##### PROVIDED DATA

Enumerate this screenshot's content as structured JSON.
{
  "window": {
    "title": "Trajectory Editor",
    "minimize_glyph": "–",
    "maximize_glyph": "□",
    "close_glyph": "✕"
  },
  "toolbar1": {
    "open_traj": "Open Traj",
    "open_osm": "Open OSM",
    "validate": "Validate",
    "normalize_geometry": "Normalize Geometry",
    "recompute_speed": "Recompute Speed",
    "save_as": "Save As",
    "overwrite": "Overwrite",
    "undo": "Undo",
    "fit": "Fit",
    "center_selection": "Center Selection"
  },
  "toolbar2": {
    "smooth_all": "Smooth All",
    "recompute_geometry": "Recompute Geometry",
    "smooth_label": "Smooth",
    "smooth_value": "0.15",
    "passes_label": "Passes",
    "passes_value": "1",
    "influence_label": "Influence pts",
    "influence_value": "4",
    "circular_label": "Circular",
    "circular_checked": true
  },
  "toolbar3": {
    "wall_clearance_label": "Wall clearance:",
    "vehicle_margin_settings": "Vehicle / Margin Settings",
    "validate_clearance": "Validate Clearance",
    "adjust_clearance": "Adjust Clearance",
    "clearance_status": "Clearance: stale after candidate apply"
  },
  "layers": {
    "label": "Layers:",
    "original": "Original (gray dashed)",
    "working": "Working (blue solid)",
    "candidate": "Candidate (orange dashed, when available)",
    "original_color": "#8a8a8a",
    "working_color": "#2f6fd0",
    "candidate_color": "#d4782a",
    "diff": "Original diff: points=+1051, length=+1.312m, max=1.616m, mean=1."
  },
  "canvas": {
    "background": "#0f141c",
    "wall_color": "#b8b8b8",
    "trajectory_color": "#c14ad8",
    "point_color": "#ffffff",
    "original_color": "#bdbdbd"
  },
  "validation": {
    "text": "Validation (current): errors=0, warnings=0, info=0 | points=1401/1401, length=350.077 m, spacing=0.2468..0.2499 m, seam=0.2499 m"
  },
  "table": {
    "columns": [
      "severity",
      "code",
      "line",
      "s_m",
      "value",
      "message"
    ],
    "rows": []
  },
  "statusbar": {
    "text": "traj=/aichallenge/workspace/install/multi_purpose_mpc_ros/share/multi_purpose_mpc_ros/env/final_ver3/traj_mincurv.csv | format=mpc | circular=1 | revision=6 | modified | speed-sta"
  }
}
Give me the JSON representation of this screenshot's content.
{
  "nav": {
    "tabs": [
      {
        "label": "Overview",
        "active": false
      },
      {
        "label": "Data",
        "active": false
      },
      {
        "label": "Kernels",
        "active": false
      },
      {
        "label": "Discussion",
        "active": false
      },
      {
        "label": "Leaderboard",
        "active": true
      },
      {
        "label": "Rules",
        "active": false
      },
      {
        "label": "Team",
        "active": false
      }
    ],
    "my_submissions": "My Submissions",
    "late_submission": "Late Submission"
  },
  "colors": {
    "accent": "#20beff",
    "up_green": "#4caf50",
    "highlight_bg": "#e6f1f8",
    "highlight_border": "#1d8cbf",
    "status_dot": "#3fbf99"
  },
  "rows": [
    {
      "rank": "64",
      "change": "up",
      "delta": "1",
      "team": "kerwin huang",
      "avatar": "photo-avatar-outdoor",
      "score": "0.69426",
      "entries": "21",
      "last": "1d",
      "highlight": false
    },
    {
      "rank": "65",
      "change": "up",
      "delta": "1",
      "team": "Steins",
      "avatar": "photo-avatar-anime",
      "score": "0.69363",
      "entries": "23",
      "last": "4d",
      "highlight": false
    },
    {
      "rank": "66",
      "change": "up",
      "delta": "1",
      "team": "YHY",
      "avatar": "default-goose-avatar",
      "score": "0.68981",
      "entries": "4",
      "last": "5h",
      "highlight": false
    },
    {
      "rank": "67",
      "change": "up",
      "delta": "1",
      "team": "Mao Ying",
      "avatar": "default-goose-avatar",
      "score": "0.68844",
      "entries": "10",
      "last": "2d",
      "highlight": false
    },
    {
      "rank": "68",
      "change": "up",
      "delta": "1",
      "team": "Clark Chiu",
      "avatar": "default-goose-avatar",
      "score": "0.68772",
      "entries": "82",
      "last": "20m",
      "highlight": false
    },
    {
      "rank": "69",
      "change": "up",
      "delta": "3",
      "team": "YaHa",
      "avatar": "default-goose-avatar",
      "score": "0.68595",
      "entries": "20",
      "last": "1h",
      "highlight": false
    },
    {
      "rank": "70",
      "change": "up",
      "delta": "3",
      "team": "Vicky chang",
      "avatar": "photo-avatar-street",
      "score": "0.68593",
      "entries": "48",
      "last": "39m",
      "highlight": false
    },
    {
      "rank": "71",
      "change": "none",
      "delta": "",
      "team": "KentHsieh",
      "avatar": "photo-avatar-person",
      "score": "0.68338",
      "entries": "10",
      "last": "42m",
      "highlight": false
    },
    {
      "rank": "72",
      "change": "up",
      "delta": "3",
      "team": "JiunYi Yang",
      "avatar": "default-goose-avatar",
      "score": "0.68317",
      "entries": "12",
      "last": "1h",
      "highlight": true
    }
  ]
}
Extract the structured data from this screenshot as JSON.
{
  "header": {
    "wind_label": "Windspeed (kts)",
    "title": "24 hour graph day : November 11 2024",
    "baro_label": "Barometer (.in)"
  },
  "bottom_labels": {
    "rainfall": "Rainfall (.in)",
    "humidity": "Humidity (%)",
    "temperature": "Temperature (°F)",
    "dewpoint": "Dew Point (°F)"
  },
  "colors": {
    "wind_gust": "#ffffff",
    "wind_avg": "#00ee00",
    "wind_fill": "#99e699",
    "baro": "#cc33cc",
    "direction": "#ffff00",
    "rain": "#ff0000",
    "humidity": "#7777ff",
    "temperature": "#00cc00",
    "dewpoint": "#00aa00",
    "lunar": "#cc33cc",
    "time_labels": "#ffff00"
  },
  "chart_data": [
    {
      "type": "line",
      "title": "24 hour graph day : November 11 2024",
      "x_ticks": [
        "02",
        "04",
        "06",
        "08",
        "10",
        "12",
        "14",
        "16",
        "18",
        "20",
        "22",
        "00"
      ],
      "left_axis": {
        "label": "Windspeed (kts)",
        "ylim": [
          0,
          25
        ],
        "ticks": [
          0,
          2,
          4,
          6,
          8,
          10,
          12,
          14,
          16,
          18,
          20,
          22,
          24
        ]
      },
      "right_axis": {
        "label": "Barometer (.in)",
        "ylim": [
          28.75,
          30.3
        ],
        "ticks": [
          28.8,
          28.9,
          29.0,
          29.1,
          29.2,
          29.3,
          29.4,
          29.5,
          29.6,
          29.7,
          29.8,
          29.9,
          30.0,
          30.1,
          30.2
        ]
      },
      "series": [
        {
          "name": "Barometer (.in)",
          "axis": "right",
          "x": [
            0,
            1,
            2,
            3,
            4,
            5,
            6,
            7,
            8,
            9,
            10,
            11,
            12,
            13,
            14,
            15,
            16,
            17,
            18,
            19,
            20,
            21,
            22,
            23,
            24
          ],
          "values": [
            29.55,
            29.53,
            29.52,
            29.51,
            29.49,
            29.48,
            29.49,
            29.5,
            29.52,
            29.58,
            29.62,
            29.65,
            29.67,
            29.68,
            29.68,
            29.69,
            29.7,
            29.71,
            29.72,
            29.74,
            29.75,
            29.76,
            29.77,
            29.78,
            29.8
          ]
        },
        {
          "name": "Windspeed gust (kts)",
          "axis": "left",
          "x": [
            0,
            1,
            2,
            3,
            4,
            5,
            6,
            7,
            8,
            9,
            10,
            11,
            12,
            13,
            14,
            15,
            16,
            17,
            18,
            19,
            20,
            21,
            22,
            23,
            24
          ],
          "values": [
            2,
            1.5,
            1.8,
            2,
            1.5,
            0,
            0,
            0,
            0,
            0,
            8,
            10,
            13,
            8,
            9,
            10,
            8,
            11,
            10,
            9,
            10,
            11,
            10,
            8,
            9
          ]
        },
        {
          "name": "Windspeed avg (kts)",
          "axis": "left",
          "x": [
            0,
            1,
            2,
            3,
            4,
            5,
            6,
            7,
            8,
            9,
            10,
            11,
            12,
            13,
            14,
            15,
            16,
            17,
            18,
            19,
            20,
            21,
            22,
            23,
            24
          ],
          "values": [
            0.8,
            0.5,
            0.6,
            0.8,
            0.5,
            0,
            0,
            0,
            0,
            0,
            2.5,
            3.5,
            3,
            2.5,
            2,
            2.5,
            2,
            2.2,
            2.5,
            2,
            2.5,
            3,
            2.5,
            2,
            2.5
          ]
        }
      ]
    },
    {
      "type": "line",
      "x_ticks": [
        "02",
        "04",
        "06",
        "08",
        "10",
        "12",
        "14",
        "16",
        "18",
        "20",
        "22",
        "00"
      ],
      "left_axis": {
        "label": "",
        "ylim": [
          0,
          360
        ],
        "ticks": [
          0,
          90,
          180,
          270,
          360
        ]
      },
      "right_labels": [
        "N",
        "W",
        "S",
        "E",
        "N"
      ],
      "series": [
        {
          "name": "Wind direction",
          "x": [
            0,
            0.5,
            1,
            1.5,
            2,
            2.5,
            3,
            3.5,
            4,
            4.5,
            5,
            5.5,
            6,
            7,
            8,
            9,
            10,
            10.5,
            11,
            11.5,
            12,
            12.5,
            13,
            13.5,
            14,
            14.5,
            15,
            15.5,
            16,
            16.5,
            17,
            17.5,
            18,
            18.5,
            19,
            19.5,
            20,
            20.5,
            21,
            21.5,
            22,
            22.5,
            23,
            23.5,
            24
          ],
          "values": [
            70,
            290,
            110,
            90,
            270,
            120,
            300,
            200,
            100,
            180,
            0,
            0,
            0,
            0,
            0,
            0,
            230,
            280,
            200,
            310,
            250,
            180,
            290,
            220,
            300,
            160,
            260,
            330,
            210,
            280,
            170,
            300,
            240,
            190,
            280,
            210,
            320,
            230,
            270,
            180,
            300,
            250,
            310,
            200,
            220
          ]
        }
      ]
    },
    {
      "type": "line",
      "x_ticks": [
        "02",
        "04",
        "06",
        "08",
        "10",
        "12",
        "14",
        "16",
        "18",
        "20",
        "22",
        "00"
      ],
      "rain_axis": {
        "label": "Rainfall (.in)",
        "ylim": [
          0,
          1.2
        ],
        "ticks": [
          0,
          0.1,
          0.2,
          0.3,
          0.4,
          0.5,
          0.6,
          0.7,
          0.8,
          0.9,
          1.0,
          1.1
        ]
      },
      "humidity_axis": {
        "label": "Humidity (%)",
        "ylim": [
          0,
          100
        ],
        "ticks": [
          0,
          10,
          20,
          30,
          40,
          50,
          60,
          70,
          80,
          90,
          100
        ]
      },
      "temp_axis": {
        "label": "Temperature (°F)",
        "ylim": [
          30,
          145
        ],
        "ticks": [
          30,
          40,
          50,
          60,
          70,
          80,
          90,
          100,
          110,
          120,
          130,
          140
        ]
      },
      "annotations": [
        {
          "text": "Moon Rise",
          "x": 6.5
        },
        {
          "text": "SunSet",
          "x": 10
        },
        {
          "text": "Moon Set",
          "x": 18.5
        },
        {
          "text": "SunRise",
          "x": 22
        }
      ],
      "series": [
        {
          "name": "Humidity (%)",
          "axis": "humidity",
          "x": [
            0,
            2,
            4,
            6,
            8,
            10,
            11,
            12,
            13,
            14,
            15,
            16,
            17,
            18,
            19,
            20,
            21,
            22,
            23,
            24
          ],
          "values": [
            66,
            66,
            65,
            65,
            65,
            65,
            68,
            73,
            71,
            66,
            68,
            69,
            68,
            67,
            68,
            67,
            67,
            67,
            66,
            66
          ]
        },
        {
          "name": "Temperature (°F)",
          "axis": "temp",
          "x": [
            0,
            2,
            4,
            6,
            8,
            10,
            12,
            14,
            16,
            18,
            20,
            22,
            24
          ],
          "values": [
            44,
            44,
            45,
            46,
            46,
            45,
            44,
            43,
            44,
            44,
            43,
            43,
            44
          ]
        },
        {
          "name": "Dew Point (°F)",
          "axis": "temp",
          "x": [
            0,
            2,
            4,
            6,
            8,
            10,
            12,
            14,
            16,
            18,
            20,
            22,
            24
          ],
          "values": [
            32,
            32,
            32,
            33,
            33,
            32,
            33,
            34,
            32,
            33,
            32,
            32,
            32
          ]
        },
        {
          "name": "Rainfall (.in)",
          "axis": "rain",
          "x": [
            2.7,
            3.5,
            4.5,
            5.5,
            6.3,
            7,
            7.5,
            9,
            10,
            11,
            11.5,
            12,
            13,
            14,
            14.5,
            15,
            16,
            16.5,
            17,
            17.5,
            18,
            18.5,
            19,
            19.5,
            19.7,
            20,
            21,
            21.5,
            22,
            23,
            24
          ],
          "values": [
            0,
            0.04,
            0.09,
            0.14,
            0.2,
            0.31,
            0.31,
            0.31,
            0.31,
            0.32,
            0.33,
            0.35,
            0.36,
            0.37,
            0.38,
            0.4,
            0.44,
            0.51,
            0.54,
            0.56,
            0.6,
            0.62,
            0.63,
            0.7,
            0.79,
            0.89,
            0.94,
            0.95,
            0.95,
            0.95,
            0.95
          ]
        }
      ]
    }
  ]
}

##########

**TO BE DONE:**
Only lines that contain the word "dewpoint" are wanted; copy each of them.

**TASK RESULT:**
    "dewpoint": "Dew Point (°F)"
    "dewpoint": "#00aa00",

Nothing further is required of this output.